Within the material below, find each line bearing the word "crise" and present it.

Begin Data excerpts

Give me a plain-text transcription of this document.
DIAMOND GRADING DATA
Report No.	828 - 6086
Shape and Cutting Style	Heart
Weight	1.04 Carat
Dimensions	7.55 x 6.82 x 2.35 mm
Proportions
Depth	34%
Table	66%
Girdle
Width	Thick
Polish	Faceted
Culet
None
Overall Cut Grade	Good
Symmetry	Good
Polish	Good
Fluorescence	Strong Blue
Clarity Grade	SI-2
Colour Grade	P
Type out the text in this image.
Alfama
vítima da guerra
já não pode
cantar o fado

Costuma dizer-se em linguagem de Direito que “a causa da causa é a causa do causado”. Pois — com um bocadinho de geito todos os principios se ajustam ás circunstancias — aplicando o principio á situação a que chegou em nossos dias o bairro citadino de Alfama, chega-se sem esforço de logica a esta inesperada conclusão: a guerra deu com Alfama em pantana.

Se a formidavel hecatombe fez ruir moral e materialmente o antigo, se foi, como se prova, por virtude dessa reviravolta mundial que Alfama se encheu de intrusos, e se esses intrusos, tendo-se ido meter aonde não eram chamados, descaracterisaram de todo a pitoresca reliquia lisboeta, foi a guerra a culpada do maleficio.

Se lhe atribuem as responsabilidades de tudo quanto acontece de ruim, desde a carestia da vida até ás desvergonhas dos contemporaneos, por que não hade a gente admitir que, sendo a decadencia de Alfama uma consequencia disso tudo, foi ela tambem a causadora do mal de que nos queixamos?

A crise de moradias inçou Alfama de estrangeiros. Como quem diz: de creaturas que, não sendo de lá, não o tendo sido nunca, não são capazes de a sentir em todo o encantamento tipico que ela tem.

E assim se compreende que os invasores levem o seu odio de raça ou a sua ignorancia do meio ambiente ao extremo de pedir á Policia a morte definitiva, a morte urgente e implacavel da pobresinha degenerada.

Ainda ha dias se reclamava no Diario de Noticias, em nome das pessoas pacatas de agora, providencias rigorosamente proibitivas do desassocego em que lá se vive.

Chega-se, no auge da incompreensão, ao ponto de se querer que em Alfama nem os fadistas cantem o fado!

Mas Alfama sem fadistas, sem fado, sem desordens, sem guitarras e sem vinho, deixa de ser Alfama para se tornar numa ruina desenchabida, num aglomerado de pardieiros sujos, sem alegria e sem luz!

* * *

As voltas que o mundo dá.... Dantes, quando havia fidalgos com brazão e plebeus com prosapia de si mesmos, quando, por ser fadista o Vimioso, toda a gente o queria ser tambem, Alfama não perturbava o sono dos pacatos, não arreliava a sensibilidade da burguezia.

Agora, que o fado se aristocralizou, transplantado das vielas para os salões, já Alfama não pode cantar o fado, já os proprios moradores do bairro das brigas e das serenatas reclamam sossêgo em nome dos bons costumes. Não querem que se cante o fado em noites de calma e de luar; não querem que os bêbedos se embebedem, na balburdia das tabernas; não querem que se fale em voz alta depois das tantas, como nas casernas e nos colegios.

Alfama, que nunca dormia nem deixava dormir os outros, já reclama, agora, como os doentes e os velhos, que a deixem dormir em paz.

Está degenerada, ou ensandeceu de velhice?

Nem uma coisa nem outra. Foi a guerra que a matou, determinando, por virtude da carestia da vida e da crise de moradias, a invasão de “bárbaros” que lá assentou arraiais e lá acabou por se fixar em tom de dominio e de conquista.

End Data excerpts

▶ [Reply to the exercise]:
A crise de moradias inçou Alfama de estrangeiros. Como quem diz: de creaturas que, não sendo de lá, não o tendo sido nunca, não são capazes de a sentir em todo o encantamento tipico que ela tem.
Nem uma coisa nem outra. Foi a guerra que a matou, determinando, por virtude da carestia da vida e da crise de moradias, a invasão de “bárbaros” que lá assentou arraiais e lá acabou por se fixar em tom de dominio e de conquista.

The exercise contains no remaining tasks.